WRITTEN REQUEST
Copy the data precisely, character for character, and leave out every picture.

DATASET ROWS

• • • • •

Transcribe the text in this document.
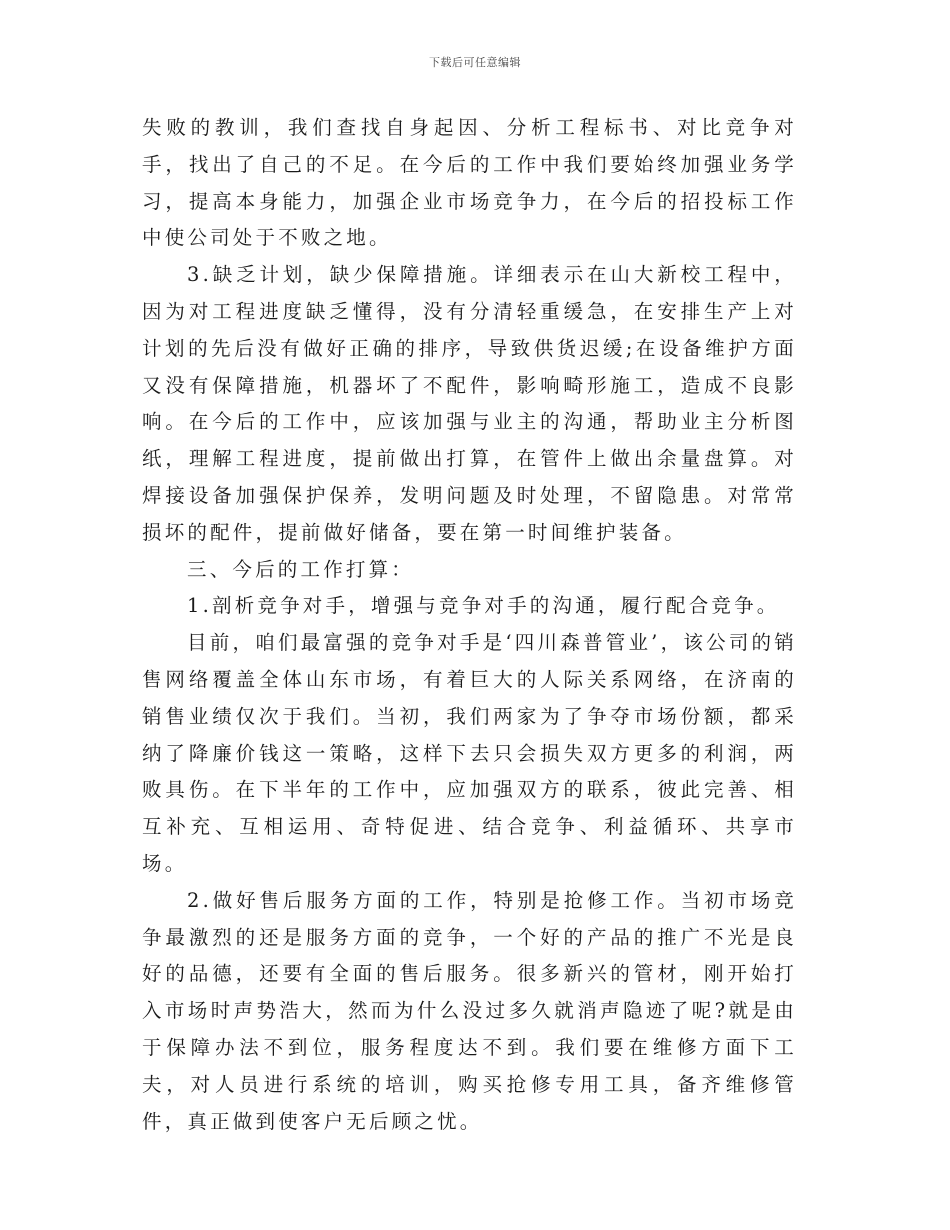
下载后可任意编辑

失败的教训，我们查找自身起因、分析工程标书、对比竞争对手，找出了自己的不足。在今后的工作中我们要始终加强业务学习，提高本身能力，加强企业市场竞争力，在今后的招投标工作中使公司处于不败之地。

3.缺乏计划，缺少保障措施。详细表示在山大新校工程中，因为对工程进度缺乏懂得，没有分清轻重缓急，在安排生产上对计划的先后没有做好正确的排序，导致供货迟缓;在设备维护方面又没有保障措施，机器坏了不配件，影响畸形施工，造成不良影响。在今后的工作中，应该加强与业主的沟通，帮助业主分析图纸，理解工程进度，提前做出打算，在管件上做出余量盘算。对焊接设备加强保护保养，发明问题及时处理，不留隐患。对常常损坏的配件，提前做好储备，要在第一时间维护装备。

三、今后的工作打算：

1.剖析竞争对手，增强与竞争对手的沟通，履行配合竞争。

目前，咱们最富强的竞争对手是‘四川森普管业’，该公司的销售网络覆盖全体山东市场，有着巨大的人际关系网络，在济南的销售业绩仅次于我们。当初，我们两家为了争夺市场份额，都采纳了降廉价钱这一策略，这样下去只会损失双方更多的利润，两败具伤。在下半年的工作中，应加强双方的联系，彼此完善、相互补充、互相运用、奇特促进、结合竞争、利益循环、共享市场。

2.做好售后服务方面的工作，特别是抢修工作。当初市场竞争最激烈的还是服务方面的竞争，一个好的产品的推广不光是良好的品德，还要有全面的售后服务。很多新兴的管材，刚开始打入市场时声势浩大，然而为什么没过多久就消声隐迹了呢?就是由于保障办法不到位，服务程度达不到。我们要在维修方面下工夫，对人员进行系统的培训，购买抢修专用工具，备齐维修管件，真正做到使客户无后顾之忧。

• • • • •

THE SOLUTION
Transcribe the text in this document.
下载后可任意编辑

失败的教训，我们查找自身起因、分析工程标书、对比竞争对手，找出了自己的不足。在今后的工作中我们要始终加强业务学习，提高本身能力，加强企业市场竞争力，在今后的招投标工作中使公司处于不败之地。

3.缺乏计划，缺少保障措施。详细表示在山大新校工程中，因为对工程进度缺乏懂得，没有分清轻重缓急，在安排生产上对计划的先后没有做好正确的排序，导致供货迟缓;在设备维护方面又没有保障措施，机器坏了不配件，影响畸形施工，造成不良影响。在今后的工作中，应该加强与业主的沟通，帮助业主分析图纸，理解工程进度，提前做出打算，在管件上做出余量盘算。对焊接设备加强保护保养，发明问题及时处理，不留隐患。对常常损坏的配件，提前做好储备，要在第一时间维护装备。

三、今后的工作打算：

1.剖析竞争对手，增强与竞争对手的沟通，履行配合竞争。

目前，咱们最富强的竞争对手是‘四川森普管业’，该公司的销售网络覆盖全体山东市场，有着巨大的人际关系网络，在济南的销售业绩仅次于我们。当初，我们两家为了争夺市场份额，都采纳了降廉价钱这一策略，这样下去只会损失双方更多的利润，两败具伤。在下半年的工作中，应加强双方的联系，彼此完善、相互补充、互相运用、奇特促进、结合竞争、利益循环、共享市场。

2.做好售后服务方面的工作，特别是抢修工作。当初市场竞争最激烈的还是服务方面的竞争，一个好的产品的推广不光是良好的品德，还要有全面的售后服务。很多新兴的管材，刚开始打入市场时声势浩大，然而为什么没过多久就消声隐迹了呢?就是由于保障办法不到位，服务程度达不到。我们要在维修方面下工夫，对人员进行系统的培训，购买抢修专用工具，备齐维修管件，真正做到使客户无后顾之忧。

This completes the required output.